## Short problem
Look through the records below, and copy out every line that holds the string "duration".

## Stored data

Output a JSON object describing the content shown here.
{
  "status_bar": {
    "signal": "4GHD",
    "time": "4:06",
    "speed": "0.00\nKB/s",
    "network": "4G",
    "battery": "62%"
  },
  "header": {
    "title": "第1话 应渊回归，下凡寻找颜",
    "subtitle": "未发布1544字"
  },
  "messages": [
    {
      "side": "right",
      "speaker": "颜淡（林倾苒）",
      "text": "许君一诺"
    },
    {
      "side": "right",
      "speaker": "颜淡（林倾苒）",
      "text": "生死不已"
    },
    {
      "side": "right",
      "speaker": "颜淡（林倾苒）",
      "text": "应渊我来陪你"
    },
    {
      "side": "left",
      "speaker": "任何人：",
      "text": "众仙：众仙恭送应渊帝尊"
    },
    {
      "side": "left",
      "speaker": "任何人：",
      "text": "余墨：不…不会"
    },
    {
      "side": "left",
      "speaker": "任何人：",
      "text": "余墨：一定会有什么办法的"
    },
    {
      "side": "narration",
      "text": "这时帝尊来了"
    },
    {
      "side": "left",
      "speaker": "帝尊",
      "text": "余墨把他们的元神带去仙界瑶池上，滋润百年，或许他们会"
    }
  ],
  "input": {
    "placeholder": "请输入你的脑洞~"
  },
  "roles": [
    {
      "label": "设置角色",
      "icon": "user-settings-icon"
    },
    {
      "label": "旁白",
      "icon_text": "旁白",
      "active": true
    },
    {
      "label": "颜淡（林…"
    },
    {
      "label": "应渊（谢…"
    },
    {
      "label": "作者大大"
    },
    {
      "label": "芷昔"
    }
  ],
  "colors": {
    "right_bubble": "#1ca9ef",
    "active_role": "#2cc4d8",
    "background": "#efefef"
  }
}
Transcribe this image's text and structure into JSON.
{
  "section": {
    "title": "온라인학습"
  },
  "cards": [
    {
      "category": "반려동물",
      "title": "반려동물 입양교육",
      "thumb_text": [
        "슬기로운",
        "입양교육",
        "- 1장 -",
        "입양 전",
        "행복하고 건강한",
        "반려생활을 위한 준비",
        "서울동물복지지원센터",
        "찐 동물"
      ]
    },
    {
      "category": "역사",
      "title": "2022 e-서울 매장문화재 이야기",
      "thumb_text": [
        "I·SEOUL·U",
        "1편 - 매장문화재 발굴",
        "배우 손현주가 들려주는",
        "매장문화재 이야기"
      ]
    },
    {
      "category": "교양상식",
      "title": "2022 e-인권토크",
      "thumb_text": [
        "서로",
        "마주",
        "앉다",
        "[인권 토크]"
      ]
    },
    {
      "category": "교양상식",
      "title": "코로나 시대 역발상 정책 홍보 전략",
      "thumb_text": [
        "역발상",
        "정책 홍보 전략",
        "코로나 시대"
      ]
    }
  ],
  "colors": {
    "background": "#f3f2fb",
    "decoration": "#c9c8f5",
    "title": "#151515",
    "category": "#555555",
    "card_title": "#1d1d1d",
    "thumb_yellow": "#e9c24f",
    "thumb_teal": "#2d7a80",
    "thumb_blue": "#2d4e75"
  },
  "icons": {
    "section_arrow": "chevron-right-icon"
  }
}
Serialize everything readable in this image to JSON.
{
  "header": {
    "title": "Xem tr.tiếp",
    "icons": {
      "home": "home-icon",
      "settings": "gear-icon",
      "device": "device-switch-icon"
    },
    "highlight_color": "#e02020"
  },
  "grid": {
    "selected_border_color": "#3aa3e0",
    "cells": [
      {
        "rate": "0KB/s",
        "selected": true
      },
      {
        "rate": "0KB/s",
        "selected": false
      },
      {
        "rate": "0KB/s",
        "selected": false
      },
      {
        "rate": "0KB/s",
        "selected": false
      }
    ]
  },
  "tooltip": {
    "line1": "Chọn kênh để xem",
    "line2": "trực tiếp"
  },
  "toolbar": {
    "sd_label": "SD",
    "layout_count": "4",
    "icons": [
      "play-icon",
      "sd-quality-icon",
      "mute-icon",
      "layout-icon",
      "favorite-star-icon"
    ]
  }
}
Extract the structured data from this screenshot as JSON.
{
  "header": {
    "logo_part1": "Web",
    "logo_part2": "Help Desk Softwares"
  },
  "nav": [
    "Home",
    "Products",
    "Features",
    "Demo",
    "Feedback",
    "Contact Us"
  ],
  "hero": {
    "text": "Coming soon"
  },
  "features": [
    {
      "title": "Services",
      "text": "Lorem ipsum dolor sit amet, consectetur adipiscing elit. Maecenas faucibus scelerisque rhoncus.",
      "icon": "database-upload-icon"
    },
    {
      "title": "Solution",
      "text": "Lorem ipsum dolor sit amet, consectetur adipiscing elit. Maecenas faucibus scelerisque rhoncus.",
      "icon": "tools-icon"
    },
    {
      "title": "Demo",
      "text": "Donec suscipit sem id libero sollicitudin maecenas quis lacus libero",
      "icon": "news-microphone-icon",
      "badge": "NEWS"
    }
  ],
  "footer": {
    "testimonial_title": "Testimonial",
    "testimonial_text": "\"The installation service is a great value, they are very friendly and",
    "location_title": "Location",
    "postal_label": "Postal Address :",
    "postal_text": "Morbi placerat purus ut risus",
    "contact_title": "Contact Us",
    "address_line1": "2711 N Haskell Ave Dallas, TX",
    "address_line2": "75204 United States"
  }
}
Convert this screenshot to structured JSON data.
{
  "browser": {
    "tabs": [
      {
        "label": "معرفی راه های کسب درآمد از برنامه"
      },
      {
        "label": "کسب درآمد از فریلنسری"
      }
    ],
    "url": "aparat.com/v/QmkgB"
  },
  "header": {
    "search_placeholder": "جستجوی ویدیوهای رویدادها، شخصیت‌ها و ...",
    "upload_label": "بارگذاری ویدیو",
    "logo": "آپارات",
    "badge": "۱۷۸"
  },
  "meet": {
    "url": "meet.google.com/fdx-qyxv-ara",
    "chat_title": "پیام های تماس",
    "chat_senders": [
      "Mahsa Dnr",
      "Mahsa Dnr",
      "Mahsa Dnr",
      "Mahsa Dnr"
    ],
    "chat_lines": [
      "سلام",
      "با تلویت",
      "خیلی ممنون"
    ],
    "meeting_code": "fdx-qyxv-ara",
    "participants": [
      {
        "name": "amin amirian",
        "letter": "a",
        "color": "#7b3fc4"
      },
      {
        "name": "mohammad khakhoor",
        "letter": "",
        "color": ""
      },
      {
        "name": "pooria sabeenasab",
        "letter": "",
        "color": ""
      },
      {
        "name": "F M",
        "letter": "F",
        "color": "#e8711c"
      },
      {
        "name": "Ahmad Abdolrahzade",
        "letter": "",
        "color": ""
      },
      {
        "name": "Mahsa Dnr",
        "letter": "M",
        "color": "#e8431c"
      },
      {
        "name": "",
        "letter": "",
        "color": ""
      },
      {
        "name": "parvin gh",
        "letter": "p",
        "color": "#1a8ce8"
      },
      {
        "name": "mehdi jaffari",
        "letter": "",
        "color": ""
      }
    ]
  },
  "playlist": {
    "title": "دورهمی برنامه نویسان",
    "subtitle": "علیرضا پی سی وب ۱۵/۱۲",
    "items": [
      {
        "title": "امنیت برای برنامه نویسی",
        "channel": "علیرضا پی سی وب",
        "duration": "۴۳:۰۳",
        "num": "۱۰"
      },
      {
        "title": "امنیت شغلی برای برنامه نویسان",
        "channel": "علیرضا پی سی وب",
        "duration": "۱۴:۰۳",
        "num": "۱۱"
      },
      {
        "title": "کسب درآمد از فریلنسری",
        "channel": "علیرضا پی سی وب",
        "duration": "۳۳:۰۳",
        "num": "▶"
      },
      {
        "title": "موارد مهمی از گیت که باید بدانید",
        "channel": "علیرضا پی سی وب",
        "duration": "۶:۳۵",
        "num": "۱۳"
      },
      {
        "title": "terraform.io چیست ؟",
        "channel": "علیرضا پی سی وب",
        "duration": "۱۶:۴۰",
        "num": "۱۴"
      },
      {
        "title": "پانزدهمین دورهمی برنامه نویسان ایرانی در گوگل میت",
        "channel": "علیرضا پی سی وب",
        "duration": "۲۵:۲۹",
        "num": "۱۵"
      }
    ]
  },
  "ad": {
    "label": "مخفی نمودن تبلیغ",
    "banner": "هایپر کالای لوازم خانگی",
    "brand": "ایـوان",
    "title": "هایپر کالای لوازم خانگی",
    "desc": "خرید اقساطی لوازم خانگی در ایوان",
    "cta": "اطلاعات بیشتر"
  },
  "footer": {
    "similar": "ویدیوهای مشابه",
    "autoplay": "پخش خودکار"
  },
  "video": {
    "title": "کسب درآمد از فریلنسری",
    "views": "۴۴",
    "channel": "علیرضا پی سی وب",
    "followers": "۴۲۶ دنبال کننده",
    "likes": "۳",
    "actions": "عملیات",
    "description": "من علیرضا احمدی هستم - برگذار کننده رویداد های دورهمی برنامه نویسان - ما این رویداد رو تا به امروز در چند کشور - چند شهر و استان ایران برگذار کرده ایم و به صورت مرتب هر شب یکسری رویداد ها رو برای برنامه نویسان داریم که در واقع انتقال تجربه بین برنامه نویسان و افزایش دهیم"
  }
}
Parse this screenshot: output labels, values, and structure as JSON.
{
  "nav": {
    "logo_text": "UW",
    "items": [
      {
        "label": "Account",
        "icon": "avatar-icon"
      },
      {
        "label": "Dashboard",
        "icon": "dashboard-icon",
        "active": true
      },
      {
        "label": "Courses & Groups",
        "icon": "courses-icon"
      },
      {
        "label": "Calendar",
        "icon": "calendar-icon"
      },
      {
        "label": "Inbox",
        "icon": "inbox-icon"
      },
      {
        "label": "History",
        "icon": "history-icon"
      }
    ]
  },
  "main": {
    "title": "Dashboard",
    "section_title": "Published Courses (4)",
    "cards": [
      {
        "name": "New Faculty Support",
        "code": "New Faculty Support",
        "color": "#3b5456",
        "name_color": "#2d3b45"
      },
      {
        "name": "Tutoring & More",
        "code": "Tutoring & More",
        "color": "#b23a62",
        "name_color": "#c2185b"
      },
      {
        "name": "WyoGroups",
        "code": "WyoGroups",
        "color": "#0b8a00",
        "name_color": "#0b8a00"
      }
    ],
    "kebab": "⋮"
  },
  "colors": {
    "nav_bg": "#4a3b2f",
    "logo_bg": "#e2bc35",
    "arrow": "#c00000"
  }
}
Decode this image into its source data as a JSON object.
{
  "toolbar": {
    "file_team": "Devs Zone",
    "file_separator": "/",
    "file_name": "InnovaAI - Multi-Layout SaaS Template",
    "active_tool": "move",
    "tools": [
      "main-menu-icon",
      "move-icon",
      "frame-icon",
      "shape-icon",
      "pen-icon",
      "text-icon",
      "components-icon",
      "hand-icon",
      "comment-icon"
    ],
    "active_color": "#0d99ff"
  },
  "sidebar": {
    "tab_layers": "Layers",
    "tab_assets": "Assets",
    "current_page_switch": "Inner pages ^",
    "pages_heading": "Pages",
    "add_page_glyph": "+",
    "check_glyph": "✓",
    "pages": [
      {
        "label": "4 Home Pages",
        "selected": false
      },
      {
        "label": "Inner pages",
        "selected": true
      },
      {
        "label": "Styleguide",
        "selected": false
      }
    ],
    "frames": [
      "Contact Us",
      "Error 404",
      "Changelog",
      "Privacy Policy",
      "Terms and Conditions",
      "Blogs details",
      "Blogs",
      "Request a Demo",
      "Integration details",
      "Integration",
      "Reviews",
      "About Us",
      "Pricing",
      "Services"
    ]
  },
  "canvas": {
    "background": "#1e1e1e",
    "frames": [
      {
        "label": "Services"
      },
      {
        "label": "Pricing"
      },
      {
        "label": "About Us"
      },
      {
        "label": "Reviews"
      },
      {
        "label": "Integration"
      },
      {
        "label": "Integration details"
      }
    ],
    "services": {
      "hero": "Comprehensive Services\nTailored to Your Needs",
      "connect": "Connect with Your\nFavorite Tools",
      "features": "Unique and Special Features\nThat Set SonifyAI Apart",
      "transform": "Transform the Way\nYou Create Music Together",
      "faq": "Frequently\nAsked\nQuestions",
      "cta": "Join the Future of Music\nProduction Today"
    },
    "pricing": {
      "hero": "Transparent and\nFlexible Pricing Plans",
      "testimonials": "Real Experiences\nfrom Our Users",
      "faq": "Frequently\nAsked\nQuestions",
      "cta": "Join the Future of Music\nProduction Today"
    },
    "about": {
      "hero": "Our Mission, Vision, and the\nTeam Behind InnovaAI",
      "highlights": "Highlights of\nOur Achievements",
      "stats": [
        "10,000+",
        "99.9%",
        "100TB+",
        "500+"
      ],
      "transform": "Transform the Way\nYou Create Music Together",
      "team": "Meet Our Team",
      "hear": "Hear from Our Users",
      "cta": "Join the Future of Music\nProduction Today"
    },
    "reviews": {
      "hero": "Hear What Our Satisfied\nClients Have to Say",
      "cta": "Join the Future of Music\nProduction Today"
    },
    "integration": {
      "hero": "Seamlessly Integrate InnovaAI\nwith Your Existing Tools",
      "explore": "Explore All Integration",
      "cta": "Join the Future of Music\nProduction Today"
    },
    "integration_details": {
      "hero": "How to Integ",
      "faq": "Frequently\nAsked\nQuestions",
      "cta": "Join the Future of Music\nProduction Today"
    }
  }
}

## Answer below
        "duration": "۴۳:۰۳",
        "duration": "۱۴:۰۳",
        "duration": "۳۳:۰۳",
        "duration": "۶:۳۵",
        "duration": "۱۶:۴۰",
        "duration": "۲۵:۲۹",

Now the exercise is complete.